Aim of the task: Pull out all lines from the listing below in which the word "your" appears.

Data provided:
......

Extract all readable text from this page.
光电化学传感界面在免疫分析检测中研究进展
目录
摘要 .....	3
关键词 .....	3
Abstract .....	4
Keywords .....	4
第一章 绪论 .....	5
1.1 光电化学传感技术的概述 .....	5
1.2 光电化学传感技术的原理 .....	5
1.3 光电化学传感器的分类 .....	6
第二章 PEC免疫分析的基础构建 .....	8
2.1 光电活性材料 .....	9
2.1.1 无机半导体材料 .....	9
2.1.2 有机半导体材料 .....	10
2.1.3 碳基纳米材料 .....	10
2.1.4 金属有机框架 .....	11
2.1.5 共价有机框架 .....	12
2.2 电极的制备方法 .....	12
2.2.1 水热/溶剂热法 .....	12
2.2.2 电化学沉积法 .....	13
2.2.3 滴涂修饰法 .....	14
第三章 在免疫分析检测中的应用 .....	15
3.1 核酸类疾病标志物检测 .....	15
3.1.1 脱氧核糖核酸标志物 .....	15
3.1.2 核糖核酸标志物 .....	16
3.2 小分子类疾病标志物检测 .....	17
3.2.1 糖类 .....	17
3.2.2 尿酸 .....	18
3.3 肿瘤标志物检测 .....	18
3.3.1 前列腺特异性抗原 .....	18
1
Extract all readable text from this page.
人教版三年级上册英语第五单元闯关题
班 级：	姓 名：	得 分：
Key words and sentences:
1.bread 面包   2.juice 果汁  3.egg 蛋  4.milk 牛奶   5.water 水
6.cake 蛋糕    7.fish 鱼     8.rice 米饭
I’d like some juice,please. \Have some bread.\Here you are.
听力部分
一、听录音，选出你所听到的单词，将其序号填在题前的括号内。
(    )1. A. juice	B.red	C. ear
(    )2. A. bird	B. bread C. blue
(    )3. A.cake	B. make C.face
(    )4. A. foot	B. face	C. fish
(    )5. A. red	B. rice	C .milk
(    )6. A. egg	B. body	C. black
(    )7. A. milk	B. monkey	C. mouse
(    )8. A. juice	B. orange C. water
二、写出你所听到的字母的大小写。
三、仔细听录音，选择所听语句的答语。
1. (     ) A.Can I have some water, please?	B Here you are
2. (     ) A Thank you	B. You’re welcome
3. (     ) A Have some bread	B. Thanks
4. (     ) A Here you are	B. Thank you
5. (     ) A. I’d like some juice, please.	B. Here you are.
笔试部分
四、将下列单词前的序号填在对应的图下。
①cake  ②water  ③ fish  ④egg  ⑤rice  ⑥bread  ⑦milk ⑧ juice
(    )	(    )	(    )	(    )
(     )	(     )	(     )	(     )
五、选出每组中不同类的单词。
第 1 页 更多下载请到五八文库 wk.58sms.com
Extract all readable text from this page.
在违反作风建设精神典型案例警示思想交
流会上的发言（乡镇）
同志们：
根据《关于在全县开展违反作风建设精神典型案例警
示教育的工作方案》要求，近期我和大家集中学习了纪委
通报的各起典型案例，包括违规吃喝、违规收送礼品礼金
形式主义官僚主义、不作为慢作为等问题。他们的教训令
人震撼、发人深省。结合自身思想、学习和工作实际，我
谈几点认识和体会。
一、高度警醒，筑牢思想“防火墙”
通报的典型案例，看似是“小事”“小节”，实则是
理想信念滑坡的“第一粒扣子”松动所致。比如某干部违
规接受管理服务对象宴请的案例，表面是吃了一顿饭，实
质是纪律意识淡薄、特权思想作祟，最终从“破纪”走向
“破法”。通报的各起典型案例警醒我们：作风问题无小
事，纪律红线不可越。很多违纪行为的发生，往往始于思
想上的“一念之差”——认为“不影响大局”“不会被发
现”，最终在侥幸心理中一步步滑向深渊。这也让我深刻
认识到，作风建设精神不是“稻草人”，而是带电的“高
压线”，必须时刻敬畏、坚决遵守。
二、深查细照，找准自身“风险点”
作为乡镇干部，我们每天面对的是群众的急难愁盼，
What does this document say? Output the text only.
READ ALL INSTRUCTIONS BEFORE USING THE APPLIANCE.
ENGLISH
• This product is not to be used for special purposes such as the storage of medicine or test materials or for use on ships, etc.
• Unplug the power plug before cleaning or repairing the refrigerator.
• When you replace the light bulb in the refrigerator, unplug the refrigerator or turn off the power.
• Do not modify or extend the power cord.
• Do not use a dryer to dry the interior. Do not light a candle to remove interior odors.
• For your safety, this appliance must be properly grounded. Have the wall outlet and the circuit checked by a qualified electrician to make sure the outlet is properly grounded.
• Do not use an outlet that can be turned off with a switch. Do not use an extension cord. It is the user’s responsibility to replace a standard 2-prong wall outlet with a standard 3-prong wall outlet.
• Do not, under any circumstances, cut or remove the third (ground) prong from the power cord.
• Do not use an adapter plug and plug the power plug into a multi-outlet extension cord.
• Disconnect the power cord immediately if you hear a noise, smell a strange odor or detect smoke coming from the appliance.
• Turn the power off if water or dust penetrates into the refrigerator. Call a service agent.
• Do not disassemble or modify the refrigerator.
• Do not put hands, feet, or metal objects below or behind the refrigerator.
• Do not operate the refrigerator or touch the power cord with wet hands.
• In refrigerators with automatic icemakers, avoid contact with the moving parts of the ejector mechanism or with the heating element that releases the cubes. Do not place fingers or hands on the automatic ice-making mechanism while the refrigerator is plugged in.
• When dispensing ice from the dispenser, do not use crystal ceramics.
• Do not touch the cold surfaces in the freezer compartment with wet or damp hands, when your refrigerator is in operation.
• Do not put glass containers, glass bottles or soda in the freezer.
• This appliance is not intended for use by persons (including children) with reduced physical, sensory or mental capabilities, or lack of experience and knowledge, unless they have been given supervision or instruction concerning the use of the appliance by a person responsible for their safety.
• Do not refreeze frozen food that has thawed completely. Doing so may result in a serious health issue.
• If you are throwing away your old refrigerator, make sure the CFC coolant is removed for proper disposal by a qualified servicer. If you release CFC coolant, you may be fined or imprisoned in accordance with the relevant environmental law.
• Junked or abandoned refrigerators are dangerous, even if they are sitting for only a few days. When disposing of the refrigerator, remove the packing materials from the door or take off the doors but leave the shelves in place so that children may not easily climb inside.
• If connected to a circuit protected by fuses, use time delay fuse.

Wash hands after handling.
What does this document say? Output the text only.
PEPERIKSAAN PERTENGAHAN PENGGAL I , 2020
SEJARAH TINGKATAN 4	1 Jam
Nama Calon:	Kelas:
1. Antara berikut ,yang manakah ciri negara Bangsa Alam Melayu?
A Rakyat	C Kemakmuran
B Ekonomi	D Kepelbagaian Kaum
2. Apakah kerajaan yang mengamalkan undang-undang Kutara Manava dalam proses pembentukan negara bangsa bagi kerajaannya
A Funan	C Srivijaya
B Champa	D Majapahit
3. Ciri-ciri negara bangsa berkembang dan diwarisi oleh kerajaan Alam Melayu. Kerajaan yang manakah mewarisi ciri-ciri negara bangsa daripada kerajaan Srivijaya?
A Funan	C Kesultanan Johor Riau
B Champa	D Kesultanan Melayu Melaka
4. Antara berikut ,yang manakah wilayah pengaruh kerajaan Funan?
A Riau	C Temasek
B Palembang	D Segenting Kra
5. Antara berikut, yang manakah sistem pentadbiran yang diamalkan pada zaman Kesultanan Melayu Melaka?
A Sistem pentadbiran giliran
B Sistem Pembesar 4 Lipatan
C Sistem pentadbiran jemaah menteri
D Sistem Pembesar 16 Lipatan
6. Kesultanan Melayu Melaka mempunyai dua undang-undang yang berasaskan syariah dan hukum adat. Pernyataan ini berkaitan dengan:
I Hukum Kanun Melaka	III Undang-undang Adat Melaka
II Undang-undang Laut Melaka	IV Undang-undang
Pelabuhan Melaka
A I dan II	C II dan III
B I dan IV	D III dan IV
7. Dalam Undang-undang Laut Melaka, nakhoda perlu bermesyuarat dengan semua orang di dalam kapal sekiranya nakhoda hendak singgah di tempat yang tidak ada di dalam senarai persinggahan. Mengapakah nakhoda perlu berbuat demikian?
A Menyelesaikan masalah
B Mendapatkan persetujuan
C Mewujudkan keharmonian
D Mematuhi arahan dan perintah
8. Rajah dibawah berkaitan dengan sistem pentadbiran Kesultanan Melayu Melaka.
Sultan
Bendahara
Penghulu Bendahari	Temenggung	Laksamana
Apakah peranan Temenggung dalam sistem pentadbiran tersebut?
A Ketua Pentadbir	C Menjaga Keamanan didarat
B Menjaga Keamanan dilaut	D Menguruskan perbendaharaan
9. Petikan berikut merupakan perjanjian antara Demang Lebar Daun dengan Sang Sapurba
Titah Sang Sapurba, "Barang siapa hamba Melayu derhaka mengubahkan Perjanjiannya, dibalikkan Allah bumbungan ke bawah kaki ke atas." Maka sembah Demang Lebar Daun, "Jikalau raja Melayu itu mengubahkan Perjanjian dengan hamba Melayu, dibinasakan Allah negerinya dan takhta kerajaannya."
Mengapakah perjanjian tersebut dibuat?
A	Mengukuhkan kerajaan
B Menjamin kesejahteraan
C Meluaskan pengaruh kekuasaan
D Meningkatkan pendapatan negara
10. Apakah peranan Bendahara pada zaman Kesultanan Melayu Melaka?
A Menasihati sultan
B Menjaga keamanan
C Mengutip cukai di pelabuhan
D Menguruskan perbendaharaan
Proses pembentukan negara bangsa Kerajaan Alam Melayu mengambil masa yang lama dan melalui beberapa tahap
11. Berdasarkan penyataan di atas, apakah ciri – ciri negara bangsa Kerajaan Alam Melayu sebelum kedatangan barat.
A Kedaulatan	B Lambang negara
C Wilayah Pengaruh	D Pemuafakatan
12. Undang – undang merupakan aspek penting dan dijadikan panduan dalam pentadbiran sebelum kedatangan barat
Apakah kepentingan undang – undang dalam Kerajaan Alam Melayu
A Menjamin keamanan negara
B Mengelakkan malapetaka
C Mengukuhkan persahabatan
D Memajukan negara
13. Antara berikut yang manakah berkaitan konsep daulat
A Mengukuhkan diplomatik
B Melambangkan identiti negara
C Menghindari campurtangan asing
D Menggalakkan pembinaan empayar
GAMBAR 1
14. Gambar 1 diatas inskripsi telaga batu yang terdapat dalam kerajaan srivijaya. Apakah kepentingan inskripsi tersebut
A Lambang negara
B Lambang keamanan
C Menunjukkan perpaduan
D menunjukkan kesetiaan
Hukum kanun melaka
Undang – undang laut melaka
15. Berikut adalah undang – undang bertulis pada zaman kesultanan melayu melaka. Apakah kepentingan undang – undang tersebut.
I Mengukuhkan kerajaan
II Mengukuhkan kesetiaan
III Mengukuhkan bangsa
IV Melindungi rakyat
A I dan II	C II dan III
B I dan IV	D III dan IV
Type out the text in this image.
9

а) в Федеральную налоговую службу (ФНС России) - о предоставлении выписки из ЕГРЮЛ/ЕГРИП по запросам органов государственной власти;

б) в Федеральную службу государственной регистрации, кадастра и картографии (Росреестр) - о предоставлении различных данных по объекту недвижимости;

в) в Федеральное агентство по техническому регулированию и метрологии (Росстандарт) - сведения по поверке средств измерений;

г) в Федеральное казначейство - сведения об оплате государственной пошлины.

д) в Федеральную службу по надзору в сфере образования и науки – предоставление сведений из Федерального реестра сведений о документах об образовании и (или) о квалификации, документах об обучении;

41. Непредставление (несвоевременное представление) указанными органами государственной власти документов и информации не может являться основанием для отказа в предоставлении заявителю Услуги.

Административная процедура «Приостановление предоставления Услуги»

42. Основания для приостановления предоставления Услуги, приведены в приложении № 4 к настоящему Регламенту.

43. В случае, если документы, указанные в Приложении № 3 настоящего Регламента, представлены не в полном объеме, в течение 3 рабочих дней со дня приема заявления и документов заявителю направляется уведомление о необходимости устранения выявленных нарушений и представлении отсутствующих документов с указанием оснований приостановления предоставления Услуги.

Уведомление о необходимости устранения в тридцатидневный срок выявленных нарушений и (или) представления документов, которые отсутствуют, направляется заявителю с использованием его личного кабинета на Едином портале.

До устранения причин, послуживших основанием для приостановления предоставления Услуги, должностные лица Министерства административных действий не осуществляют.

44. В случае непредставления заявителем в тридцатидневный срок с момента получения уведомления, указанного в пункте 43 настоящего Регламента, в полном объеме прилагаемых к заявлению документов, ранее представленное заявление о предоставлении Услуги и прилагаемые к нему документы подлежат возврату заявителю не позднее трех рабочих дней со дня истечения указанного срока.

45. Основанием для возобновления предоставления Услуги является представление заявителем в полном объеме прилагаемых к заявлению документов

......

Reply:
• For your safety, this appliance must be properly grounded. Have the wall outlet and the circuit checked by a qualified electrician to make sure the outlet is properly grounded.
• Do not touch the cold surfaces in the freezer compartment with wet or damp hands, when your refrigerator is in operation.
• If you are throwing away your old refrigerator, make sure the CFC coolant is removed for proper disposal by a qualified servicer. If you release CFC coolant, you may be fined or imprisoned in accordance with the relevant environmental law.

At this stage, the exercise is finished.